Data items:

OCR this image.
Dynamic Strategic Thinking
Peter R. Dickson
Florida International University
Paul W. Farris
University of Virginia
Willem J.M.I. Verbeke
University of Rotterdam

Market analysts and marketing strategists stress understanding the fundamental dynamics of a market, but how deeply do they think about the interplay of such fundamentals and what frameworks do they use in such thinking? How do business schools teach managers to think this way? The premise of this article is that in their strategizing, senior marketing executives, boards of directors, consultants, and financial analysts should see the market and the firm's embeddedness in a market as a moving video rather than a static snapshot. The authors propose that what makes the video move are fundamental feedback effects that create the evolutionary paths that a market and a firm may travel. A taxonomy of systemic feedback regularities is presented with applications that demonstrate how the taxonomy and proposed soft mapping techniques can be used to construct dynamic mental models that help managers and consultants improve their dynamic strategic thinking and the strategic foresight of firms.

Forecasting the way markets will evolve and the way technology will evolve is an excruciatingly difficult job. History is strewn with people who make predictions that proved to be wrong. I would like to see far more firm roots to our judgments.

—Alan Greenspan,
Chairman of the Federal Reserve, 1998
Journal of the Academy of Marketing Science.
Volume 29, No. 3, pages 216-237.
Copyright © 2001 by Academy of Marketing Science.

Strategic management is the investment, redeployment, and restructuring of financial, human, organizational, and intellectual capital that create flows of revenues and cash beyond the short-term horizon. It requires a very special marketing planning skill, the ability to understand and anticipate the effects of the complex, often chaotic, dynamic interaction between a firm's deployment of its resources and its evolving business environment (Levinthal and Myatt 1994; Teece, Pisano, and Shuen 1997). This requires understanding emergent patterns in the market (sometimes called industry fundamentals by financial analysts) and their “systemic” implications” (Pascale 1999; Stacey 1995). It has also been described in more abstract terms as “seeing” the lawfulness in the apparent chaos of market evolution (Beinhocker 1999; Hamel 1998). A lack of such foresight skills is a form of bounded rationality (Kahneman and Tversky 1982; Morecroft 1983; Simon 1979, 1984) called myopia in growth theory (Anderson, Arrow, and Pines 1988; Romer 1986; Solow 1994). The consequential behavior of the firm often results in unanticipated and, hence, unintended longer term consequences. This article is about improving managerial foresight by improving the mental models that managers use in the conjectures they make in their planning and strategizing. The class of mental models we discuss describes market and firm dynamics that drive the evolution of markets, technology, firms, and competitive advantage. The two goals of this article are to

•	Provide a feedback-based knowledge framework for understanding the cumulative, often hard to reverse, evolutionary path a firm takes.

[Task details] Scan the entries above. Copy each line that has the string "often".

[Final result]
Strategic management is the investment, redeployment, and restructuring of financial, human, organizational, and intellectual capital that create flows of revenues and cash beyond the short-term horizon. It requires a very special marketing planning skill, the ability to understand and anticipate the effects of the complex, often chaotic, dynamic interaction between a firm's deployment of its resources and its evolving business environment (Levinthal and Myatt 1994; Teece, Pisano, and Shuen 1997). This requires understanding emergent patterns in the market (sometimes called industry fundamentals by financial analysts) and their “systemic” implications” (Pascale 1999; Stacey 1995). It has also been described in more abstract terms as “seeing” the lawfulness in the apparent chaos of market evolution (Beinhocker 1999; Hamel 1998). A lack of such foresight skills is a form of bounded rationality (Kahneman and Tversky 1982; Morecroft 1983; Simon 1979, 1984) called myopia in growth theory (Anderson, Arrow, and Pines 1988; Romer 1986; Solow 1994). The consequential behavior of the firm often results in unanticipated and, hence, unintended longer term consequences. This article is about improving managerial foresight by improving the mental models that managers use in the conjectures they make in their planning and strategizing. The class of mental models we discuss describes market and firm dynamics that drive the evolution of markets, technology, firms, and competitive advantage. The two goals of this article are to
•	Provide a feedback-based knowledge framework for understanding the cumulative, often hard to reverse, evolutionary path a firm takes.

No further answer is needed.